Determine which lines contain the word "protección", then copy those lines.
----
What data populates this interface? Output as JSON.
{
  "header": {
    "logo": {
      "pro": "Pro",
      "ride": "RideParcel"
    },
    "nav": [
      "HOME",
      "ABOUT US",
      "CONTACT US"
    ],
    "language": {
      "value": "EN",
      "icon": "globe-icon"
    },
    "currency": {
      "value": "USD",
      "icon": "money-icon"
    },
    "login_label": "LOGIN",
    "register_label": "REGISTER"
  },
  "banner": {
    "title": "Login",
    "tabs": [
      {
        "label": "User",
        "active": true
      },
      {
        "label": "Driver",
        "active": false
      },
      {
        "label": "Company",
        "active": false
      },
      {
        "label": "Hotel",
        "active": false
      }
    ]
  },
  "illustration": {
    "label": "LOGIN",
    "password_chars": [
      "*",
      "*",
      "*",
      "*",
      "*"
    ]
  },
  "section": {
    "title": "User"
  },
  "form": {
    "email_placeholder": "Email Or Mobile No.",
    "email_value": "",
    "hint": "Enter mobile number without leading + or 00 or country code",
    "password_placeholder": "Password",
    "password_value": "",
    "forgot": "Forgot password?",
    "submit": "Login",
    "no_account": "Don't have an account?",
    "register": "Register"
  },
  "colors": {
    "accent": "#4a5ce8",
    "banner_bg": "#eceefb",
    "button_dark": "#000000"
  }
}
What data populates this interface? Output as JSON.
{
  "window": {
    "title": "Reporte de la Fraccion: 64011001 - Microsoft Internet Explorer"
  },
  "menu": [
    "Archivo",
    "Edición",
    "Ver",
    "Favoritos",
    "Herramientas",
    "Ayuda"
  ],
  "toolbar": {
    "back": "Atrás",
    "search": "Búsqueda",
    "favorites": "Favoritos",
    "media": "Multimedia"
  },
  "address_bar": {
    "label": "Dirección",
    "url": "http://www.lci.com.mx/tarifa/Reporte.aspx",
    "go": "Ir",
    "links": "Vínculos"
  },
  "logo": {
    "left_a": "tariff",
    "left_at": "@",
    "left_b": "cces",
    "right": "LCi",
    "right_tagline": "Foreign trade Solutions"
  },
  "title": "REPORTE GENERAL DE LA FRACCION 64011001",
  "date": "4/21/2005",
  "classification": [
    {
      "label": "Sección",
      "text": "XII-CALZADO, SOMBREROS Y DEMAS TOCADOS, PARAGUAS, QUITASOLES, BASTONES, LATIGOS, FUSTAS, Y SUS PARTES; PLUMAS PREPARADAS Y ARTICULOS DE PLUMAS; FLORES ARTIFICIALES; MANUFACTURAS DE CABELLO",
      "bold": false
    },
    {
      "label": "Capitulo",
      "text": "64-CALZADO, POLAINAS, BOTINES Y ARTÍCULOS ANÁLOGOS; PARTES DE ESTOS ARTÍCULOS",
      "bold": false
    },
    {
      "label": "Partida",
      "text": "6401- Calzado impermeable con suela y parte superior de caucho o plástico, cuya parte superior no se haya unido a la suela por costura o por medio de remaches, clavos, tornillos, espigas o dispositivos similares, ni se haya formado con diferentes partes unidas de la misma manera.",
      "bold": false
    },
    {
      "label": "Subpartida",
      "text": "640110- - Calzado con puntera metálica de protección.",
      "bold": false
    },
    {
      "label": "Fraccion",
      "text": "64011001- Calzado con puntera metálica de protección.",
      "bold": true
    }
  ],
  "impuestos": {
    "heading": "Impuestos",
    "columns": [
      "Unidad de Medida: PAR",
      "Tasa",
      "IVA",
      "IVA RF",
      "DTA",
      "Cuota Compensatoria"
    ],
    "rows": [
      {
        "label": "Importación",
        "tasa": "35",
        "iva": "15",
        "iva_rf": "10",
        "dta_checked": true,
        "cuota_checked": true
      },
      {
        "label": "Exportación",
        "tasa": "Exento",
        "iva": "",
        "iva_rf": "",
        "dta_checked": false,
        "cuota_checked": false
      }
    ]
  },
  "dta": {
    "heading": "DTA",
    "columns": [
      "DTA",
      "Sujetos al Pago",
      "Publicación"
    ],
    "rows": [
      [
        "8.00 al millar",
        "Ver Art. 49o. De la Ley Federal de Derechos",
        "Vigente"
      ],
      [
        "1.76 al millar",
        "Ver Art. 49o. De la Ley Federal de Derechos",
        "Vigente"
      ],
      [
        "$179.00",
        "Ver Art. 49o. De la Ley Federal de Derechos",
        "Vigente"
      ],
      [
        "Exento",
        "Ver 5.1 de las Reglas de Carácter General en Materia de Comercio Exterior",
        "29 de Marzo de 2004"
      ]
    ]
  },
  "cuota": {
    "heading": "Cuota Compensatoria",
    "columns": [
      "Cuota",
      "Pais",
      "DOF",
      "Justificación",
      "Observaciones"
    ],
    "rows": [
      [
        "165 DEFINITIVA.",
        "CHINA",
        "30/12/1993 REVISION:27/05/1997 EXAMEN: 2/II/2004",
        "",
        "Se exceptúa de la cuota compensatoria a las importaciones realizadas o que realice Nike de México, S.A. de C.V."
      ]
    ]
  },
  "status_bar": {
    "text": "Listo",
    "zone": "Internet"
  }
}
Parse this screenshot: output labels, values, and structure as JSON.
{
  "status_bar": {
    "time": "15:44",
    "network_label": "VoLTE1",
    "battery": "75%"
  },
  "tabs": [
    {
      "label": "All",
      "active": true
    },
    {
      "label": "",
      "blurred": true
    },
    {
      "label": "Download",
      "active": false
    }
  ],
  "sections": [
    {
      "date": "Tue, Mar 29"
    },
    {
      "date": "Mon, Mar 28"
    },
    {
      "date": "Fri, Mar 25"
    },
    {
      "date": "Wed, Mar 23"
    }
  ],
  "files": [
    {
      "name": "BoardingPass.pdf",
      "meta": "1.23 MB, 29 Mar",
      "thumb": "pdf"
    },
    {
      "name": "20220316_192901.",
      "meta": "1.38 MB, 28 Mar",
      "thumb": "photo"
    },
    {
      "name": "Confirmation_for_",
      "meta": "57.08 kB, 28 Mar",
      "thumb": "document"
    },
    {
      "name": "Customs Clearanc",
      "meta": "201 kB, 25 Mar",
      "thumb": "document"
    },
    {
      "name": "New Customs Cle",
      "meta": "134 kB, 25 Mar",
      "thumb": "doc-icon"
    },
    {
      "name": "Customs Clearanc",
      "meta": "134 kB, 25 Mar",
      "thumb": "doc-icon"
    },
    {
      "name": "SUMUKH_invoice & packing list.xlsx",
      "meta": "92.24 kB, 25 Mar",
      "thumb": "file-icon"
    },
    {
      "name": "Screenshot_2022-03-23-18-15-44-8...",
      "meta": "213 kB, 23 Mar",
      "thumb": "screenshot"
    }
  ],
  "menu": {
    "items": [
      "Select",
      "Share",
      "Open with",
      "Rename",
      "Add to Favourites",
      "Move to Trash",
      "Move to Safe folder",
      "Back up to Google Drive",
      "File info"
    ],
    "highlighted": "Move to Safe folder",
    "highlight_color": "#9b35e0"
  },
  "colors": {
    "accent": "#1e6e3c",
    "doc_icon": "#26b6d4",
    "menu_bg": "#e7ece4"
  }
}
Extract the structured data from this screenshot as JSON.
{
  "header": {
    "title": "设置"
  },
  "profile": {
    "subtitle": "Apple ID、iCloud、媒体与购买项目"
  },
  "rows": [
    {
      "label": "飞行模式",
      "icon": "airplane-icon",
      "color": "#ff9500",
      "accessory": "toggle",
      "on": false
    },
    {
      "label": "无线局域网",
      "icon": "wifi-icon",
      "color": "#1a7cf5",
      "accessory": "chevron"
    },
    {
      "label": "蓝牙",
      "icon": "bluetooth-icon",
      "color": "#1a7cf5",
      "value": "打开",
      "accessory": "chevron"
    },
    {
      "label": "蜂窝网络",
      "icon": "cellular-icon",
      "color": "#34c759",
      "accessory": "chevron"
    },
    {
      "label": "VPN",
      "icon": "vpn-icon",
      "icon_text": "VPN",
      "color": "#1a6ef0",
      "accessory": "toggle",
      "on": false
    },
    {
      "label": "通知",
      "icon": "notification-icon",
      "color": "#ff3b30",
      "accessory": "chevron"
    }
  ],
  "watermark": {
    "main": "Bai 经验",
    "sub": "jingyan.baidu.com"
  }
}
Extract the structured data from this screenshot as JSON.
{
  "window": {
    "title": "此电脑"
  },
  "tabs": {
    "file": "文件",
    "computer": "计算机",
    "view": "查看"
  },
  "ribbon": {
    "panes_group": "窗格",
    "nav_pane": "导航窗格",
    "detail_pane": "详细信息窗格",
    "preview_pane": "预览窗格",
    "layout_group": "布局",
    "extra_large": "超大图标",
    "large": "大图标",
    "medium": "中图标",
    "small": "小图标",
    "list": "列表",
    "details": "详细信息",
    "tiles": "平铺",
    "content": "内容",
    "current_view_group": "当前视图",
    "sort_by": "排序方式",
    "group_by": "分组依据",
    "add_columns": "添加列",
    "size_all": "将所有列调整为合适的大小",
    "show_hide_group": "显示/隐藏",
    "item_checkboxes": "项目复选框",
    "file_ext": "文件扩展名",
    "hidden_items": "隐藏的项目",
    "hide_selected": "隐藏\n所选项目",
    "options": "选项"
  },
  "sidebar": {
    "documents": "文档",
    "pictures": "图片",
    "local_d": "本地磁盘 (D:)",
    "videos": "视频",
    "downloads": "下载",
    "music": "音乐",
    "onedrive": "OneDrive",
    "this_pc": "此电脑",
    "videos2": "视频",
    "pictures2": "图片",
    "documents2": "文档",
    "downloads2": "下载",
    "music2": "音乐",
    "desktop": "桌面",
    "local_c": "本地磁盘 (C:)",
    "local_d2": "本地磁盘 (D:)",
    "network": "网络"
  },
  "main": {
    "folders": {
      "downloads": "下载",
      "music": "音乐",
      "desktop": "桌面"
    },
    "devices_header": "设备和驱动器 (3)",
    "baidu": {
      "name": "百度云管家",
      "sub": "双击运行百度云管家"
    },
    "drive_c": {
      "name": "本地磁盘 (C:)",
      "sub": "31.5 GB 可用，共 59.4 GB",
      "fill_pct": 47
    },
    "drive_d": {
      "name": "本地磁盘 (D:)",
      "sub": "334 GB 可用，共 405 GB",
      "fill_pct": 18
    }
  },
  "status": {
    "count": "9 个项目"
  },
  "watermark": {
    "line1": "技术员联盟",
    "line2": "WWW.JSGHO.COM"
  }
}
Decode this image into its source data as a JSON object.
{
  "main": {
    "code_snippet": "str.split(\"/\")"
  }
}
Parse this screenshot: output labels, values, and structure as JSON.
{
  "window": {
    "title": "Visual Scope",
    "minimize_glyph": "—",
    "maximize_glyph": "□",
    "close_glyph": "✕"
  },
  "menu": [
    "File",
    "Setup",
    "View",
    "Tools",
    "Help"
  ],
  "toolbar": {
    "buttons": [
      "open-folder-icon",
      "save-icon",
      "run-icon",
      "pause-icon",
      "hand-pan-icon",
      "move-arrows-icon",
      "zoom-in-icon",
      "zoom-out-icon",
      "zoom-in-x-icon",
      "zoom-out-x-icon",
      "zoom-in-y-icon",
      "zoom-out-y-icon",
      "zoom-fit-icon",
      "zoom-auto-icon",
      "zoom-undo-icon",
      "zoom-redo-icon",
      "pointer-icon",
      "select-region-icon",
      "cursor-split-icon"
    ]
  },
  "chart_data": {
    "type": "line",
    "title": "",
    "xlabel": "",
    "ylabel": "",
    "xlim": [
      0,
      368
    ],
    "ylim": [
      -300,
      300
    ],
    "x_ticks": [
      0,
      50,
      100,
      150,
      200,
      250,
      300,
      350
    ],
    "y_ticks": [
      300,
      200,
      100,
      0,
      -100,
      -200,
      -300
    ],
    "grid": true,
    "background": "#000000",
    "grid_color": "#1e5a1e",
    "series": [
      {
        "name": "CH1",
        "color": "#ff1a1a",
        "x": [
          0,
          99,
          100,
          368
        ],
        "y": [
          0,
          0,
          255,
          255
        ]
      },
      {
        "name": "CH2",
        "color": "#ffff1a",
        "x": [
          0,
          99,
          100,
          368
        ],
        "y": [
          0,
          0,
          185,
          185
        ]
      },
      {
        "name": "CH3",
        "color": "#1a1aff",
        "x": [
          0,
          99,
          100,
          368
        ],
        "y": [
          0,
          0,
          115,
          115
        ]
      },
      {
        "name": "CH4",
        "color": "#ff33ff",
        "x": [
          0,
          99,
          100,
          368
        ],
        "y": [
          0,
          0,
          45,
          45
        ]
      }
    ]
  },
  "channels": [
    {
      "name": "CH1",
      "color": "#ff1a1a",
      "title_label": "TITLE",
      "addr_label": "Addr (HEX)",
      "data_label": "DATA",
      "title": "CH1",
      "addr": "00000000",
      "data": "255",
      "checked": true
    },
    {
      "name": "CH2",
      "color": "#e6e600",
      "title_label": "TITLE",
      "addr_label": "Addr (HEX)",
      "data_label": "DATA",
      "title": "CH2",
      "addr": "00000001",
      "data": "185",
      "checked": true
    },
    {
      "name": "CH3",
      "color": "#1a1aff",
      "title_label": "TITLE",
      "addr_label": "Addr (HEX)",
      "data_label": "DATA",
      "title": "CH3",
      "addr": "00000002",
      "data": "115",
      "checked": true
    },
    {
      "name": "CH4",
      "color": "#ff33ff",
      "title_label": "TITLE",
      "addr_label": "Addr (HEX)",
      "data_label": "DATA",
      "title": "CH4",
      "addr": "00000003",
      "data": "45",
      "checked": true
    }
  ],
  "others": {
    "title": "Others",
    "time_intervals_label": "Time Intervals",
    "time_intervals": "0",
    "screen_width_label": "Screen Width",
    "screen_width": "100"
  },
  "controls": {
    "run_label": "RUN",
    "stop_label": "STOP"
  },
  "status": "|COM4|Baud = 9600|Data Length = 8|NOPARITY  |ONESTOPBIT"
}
----
> COMPLETE ANSWER
      "text": "640110- - Calzado con puntera metálica de protección.",
      "text": "64011001- Calzado con puntera metálica de protección.",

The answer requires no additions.